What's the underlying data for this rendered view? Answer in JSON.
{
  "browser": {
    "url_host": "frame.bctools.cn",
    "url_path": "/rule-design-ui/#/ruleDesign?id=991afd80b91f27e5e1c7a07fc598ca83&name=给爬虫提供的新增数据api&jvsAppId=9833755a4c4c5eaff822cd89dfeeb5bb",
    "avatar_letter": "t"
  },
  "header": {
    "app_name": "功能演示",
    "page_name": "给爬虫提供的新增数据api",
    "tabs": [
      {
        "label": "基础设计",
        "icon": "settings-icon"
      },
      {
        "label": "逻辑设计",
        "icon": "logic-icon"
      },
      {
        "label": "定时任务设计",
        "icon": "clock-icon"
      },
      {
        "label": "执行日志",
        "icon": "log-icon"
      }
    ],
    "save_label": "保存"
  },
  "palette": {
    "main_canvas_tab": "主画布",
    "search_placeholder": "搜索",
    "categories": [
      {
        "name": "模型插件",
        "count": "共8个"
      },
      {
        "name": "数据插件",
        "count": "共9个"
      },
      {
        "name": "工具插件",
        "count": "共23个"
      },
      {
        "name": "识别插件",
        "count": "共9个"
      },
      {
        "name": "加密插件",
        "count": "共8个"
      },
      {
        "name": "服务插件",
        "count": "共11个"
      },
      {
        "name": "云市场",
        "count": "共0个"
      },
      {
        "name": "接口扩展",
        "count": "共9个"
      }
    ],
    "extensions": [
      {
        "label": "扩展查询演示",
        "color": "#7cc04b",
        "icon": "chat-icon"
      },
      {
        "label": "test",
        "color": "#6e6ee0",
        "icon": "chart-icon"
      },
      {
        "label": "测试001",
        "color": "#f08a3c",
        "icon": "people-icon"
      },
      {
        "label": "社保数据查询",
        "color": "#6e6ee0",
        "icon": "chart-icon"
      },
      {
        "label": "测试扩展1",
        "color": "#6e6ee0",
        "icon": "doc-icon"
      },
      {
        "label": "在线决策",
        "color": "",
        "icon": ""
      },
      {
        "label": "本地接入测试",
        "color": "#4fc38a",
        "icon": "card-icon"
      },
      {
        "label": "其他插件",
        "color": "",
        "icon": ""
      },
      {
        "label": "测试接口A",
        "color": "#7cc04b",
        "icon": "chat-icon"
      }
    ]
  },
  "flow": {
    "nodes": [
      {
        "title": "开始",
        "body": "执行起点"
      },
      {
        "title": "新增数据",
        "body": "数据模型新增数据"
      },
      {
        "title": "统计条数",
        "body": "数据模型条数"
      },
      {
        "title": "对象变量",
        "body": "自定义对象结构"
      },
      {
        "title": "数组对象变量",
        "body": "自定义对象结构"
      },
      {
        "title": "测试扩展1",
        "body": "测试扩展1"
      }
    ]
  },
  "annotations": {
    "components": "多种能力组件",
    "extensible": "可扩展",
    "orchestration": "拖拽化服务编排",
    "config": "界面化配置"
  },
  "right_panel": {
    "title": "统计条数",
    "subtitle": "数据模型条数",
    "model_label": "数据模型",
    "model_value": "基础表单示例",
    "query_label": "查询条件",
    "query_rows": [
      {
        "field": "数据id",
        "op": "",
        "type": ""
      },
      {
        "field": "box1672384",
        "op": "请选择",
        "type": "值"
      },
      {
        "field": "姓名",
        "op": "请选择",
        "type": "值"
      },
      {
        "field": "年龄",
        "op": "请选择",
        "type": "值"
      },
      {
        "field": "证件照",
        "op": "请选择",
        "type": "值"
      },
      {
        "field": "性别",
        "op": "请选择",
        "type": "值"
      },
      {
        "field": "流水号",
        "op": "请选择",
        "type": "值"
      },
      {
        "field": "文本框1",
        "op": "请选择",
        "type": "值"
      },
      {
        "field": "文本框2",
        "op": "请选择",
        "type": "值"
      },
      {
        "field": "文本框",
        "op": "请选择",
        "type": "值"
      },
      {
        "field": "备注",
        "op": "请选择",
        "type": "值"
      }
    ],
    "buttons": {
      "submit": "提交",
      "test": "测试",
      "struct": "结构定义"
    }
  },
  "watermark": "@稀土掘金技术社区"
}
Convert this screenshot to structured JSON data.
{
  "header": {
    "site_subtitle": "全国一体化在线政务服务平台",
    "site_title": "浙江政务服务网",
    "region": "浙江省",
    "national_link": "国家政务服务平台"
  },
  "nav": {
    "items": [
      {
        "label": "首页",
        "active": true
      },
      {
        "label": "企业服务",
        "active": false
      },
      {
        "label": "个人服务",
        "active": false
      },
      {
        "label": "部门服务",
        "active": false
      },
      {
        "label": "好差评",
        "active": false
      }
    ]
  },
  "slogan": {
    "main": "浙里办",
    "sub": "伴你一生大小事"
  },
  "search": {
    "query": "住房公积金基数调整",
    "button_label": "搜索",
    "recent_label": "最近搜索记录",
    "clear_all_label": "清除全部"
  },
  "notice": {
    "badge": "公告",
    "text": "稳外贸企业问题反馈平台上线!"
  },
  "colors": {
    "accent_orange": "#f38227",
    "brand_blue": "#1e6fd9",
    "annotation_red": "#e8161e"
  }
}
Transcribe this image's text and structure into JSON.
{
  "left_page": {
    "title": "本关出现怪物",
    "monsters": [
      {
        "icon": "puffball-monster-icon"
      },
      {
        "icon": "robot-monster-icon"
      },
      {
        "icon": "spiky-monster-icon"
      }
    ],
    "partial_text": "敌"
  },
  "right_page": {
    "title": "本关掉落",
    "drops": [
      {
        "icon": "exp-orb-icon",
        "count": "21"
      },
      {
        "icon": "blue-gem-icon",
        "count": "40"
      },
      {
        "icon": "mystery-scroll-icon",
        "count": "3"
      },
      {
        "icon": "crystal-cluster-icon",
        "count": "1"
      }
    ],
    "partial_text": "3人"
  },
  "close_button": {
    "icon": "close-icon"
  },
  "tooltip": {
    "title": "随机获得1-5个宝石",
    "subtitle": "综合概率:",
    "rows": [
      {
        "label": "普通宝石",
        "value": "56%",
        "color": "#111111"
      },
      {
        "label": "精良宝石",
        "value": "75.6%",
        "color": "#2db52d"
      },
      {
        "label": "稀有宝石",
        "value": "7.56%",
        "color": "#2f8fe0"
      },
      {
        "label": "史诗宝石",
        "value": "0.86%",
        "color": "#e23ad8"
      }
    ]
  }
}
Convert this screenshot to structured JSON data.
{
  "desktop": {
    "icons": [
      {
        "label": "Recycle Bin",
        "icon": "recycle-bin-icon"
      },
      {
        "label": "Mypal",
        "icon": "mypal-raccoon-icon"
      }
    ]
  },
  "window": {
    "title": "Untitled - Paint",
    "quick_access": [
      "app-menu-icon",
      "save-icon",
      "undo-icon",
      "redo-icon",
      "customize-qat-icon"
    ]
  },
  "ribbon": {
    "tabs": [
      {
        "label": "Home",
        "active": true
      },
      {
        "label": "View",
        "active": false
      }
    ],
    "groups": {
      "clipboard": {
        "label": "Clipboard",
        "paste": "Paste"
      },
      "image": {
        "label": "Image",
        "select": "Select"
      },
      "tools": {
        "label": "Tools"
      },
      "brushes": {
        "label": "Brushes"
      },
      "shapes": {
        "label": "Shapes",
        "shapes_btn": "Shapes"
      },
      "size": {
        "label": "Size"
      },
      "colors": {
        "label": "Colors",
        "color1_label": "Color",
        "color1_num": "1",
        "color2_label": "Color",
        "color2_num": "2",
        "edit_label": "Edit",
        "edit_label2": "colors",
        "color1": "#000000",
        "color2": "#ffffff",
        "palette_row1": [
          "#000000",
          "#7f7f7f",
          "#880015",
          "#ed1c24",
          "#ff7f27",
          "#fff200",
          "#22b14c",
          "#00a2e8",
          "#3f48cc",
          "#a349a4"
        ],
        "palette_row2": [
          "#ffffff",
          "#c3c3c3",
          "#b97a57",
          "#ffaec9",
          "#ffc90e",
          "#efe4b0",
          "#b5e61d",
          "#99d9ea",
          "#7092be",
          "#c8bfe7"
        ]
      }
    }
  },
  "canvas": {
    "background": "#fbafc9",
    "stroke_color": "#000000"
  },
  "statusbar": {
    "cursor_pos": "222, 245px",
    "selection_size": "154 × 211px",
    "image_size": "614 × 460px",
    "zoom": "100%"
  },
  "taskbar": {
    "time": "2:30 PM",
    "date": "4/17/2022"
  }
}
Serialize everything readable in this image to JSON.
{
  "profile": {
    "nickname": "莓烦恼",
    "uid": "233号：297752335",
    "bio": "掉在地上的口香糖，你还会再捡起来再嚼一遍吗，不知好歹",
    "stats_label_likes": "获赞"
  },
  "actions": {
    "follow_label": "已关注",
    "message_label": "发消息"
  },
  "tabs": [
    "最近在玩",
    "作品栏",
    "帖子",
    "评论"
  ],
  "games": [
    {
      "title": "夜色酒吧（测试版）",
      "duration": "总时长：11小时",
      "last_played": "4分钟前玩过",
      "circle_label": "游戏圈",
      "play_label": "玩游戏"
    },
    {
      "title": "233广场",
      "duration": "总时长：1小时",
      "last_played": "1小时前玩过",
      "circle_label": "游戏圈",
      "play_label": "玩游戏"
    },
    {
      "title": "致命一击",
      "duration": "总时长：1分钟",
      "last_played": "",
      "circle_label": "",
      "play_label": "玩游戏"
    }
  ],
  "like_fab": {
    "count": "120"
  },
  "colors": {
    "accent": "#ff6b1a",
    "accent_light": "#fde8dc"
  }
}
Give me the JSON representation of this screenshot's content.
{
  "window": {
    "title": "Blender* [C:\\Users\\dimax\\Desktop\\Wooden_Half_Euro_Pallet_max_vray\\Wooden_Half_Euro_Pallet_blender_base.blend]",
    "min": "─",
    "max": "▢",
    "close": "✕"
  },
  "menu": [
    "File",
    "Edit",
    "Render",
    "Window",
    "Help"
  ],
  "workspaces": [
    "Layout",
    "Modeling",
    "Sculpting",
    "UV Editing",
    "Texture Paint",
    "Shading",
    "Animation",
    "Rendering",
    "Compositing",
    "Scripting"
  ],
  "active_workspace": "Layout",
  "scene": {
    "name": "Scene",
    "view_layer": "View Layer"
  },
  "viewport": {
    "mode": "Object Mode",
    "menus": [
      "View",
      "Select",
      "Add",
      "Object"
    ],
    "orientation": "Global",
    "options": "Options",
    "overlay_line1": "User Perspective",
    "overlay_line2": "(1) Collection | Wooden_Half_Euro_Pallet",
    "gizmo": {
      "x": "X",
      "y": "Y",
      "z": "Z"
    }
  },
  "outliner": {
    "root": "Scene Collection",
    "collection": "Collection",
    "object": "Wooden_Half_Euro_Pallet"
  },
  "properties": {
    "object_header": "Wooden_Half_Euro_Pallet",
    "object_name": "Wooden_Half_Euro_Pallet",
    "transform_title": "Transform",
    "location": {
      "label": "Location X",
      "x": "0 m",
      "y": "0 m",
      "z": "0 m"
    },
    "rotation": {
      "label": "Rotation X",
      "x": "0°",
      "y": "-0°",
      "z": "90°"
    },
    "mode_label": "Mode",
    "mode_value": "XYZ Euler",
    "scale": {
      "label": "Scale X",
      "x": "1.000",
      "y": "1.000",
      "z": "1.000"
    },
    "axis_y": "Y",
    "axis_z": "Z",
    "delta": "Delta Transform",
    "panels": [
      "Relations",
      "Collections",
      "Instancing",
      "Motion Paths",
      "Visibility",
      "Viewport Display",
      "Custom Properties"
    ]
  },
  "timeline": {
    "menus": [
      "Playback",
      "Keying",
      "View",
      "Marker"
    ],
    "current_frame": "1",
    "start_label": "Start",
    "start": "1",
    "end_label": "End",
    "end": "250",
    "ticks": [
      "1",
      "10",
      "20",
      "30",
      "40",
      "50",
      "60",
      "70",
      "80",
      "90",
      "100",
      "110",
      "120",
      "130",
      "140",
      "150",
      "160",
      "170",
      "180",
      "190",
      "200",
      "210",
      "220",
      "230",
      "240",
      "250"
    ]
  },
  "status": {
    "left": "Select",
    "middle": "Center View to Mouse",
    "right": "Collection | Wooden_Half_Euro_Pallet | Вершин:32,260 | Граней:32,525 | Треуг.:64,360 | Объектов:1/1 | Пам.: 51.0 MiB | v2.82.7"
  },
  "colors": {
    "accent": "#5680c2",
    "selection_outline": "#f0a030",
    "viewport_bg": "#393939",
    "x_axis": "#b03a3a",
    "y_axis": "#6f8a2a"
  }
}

## Your objective
Using the records above, copy each line that contains "Transform".

## Exercise answer
    "transform_title": "Transform",
    "delta": "Delta Transform",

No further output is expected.